→ Given instruction:
Each line below should be retyped exactly, with no pictures.

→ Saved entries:
## Start
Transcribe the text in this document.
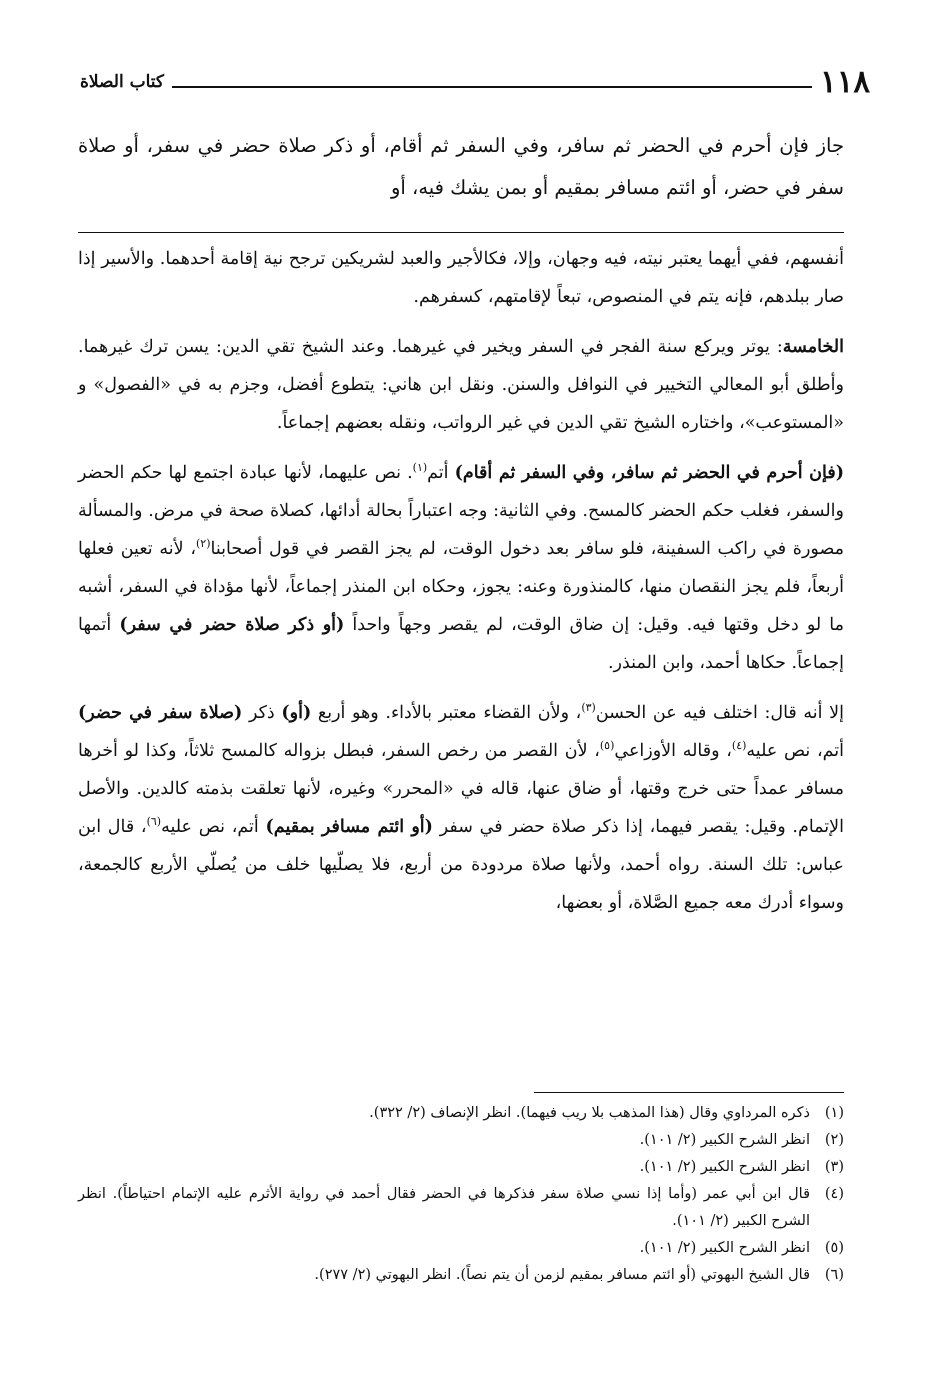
١١٨
كتاب الصلاة
جاز فإن أحرم في الحضر ثم سافر، وفي السفر ثم أقام، أو ذكر صلاة حضر في سفر، أو صلاة سفر في حضر، أو ائتم مسافر بمقيم أو بمن يشك فيه، أو

أنفسهم، ففي أيهما يعتبر نيته، فيه وجهان، وإلا، فكالأجير والعبد لشريكين ترجح نية إقامة أحدهما. والأسير إذا صار ببلدهم، فإنه يتم في المنصوص، تبعاً لإقامتهم، كسفرهم.

الخامسة: يوتر ويركع سنة الفجر في السفر ويخير في غيرهما. وعند الشيخ تقي الدين: يسن ترك غيرهما. وأطلق أبو المعالي التخيير في النوافل والسنن. ونقل ابن هاني: يتطوع أفضل، وجزم به في «الفصول» و «المستوعب»، واختاره الشيخ تقي الدين في غير الرواتب، ونقله بعضهم إجماعاً.

(فإن أحرم في الحضر ثم سافر، وفي السفر ثم أقام) أتم$^{(١)}$. نص عليهما، لأنها عبادة اجتمع لها حكم الحضر والسفر، فغلب حكم الحضر كالمسح. وفي الثانية: وجه اعتباراً بحالة أدائها، كصلاة صحة في مرض. والمسألة مصورة في راكب السفينة، فلو سافر بعد دخول الوقت، لم يجز القصر في قول أصحابنا$^{(٢)}$، لأنه تعين فعلها أربعاً، فلم يجز النقصان منها، كالمنذورة وعنه: يجوز، وحكاه ابن المنذر إجماعاً، لأنها مؤداة في السفر، أشبه ما لو دخل وقتها فيه. وقيل: إن ضاق الوقت، لم يقصر وجهاً واحداً (أو ذكر صلاة حضر في سفر) أتمها إجماعاً. حكاها أحمد، وابن المنذر.

إلا أنه قال: اختلف فيه عن الحسن$^{(٣)}$، ولأن القضاء معتبر بالأداء. وهو أربع (أو) ذكر (صلاة سفر في حضر) أتم، نص عليه$^{(٤)}$، وقاله الأوزاعي$^{(٥)}$، لأن القصر من رخص السفر، فبطل بزواله كالمسح ثلاثاً، وكذا لو أخرها مسافر عمداً حتى خرج وقتها، أو ضاق عنها، قاله في «المحرر» وغيره، لأنها تعلقت بذمته كالدين. والأصل الإتمام. وقيل: يقصر فيهما، إذا ذكر صلاة حضر في سفر (أو ائتم مسافر بمقيم) أتم، نص عليه$^{(٦)}$، قال ابن عباس: تلك السنة. رواه أحمد، ولأنها صلاة مردودة من أربع، فلا يصلّيها خلف من يُصلّي الأربع كالجمعة، وسواء أدرك معه جميع الصَّلاة، أو بعضها،

(١)
ذكره المرداوي وقال (هذا المذهب بلا ريب فيهما). انظر الإنصاف (٢/ ٣٢٢).
(٢)
انظر الشرح الكبير (٢/ ١٠١).
(٣)
انظر الشرح الكبير (٢/ ١٠١).
(٤)
قال ابن أبي عمر (وأما إذا نسي صلاة سفر فذكرها في الحضر فقال أحمد في رواية الأثرم عليه الإتمام احتياطاً). انظر الشرح الكبير (٢/ ١٠١).
(٥)
انظر الشرح الكبير (٢/ ١٠١).
(٦)
قال الشيخ البهوتي (أو ائتم مسافر بمقيم لزمن أن يتم نصاً). انظر البهوتي (٢/ ٢٧٧).
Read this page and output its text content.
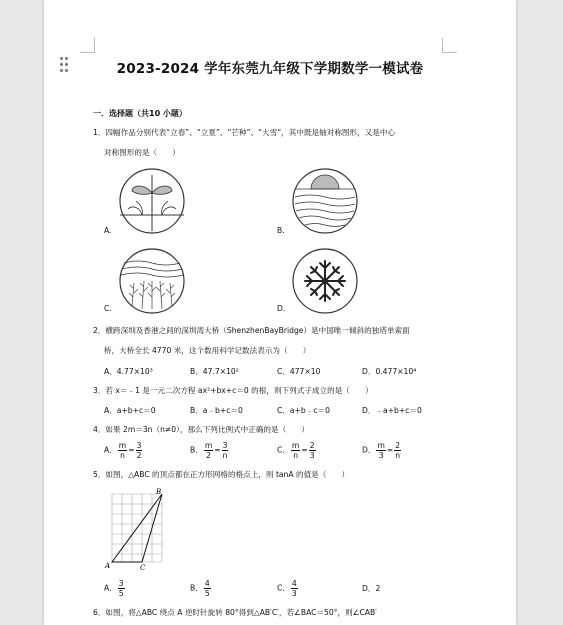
2023-2024 学年东莞九年级下学期数学一模试卷
一．选择题（共10 小题）
1．四幅作品分别代表“立春”、“立夏”、“芒种”、“大雪”，其中既是轴对称图形，又是中心
对称图形的是（　　）
A.	B.
C.	D.
2．横跨深圳及香港之间的深圳湾大桥（ShenzhenBayBridge）是中国唯一倾斜的独塔单索面
桥，大桥全长 4770 米，这个数用科学记数法表示为（　　）
A．4.77×10³	B．47.7×10²	C．477×10	D．0.477×10⁴
3．若 x＝﹣1 是一元二次方程 ax²+bx+c＝0 的根，则下列式子成立的是（　　）
A．a+b+c＝0	B．a﹣b+c＝0	C．a+b﹣c＝0	D．﹣a+b+c＝0
4．如果 2m＝3n（n≠0），那么下列比例式中正确的是（　　）
A． $\frac{m}{n} = \frac{3}{2}$	B． $\frac{m}{2} = \frac{3}{n}$	C． $\frac{m}{n} = \frac{2}{3}$	D． $\frac{m}{3} = \frac{2}{n}$
5．如图，△ABC 的顶点都在正方形网格的格点上，则 tanA 的值是（　　）
A
B
C
A． $\frac{3}{5}$	B． $\frac{4}{5}$	C． $\frac{4}{3}$	D．2
6．如图，将△ABC 绕点 A 逆时针旋转 80°得到△AB′C′，若∠BAC＝50°，则∠CAB′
## End
→ Answer to the exercise:
Transcribe the text in this document.
١١٨
كتاب الصلاة
جاز فإن أحرم في الحضر ثم سافر، وفي السفر ثم أقام، أو ذكر صلاة حضر في سفر، أو صلاة سفر في حضر، أو ائتم مسافر بمقيم أو بمن يشك فيه، أو

أنفسهم، ففي أيهما يعتبر نيته، فيه وجهان، وإلا، فكالأجير والعبد لشريكين ترجح نية إقامة أحدهما. والأسير إذا صار ببلدهم، فإنه يتم في المنصوص، تبعاً لإقامتهم، كسفرهم.

الخامسة: يوتر ويركع سنة الفجر في السفر ويخير في غيرهما. وعند الشيخ تقي الدين: يسن ترك غيرهما. وأطلق أبو المعالي التخيير في النوافل والسنن. ونقل ابن هاني: يتطوع أفضل، وجزم به في «الفصول» و «المستوعب»، واختاره الشيخ تقي الدين في غير الرواتب، ونقله بعضهم إجماعاً.

(فإن أحرم في الحضر ثم سافر، وفي السفر ثم أقام) أتم$^{(١)}$. نص عليهما، لأنها عبادة اجتمع لها حكم الحضر والسفر، فغلب حكم الحضر كالمسح. وفي الثانية: وجه اعتباراً بحالة أدائها، كصلاة صحة في مرض. والمسألة مصورة في راكب السفينة، فلو سافر بعد دخول الوقت، لم يجز القصر في قول أصحابنا$^{(٢)}$، لأنه تعين فعلها أربعاً، فلم يجز النقصان منها، كالمنذورة وعنه: يجوز، وحكاه ابن المنذر إجماعاً، لأنها مؤداة في السفر، أشبه ما لو دخل وقتها فيه. وقيل: إن ضاق الوقت، لم يقصر وجهاً واحداً (أو ذكر صلاة حضر في سفر) أتمها إجماعاً. حكاها أحمد، وابن المنذر.

إلا أنه قال: اختلف فيه عن الحسن$^{(٣)}$، ولأن القضاء معتبر بالأداء. وهو أربع (أو) ذكر (صلاة سفر في حضر) أتم، نص عليه$^{(٤)}$، وقاله الأوزاعي$^{(٥)}$، لأن القصر من رخص السفر، فبطل بزواله كالمسح ثلاثاً، وكذا لو أخرها مسافر عمداً حتى خرج وقتها، أو ضاق عنها، قاله في «المحرر» وغيره، لأنها تعلقت بذمته كالدين. والأصل الإتمام. وقيل: يقصر فيهما، إذا ذكر صلاة حضر في سفر (أو ائتم مسافر بمقيم) أتم، نص عليه$^{(٦)}$، قال ابن عباس: تلك السنة. رواه أحمد، ولأنها صلاة مردودة من أربع، فلا يصلّيها خلف من يُصلّي الأربع كالجمعة، وسواء أدرك معه جميع الصَّلاة، أو بعضها،

(١)
ذكره المرداوي وقال (هذا المذهب بلا ريب فيهما). انظر الإنصاف (٢/ ٣٢٢).
(٢)
انظر الشرح الكبير (٢/ ١٠١).
(٣)
انظر الشرح الكبير (٢/ ١٠١).
(٤)
قال ابن أبي عمر (وأما إذا نسي صلاة سفر فذكرها في الحضر فقال أحمد في رواية الأثرم عليه الإتمام احتياطاً). انظر الشرح الكبير (٢/ ١٠١).
(٥)
انظر الشرح الكبير (٢/ ١٠١).
(٦)
قال الشيخ البهوتي (أو ائتم مسافر بمقيم لزمن أن يتم نصاً). انظر البهوتي (٢/ ٢٧٧).
Read this page and output its text content.
2023-2024 学年东莞九年级下学期数学一模试卷
一．选择题（共10 小题）
1．四幅作品分别代表“立春”、“立夏”、“芒种”、“大雪”，其中既是轴对称图形，又是中心
对称图形的是（　　）
A.	B.
C.	D.
2．横跨深圳及香港之间的深圳湾大桥（ShenzhenBayBridge）是中国唯一倾斜的独塔单索面
桥，大桥全长 4770 米，这个数用科学记数法表示为（　　）
A．4.77×10³	B．47.7×10²	C．477×10	D．0.477×10⁴
3．若 x＝﹣1 是一元二次方程 ax²+bx+c＝0 的根，则下列式子成立的是（　　）
A．a+b+c＝0	B．a﹣b+c＝0	C．a+b﹣c＝0	D．﹣a+b+c＝0
4．如果 2m＝3n（n≠0），那么下列比例式中正确的是（　　）
A． $\frac{m}{n} = \frac{3}{2}$	B． $\frac{m}{2} = \frac{3}{n}$	C． $\frac{m}{n} = \frac{2}{3}$	D． $\frac{m}{3} = \frac{2}{n}$
5．如图，△ABC 的顶点都在正方形网格的格点上，则 tanA 的值是（　　）
A
B
C
A． $\frac{3}{5}$	B． $\frac{4}{5}$	C． $\frac{4}{3}$	D．2
6．如图，将△ABC 绕点 A 逆时针旋转 80°得到△AB′C′，若∠BAC＝50°，则∠CAB′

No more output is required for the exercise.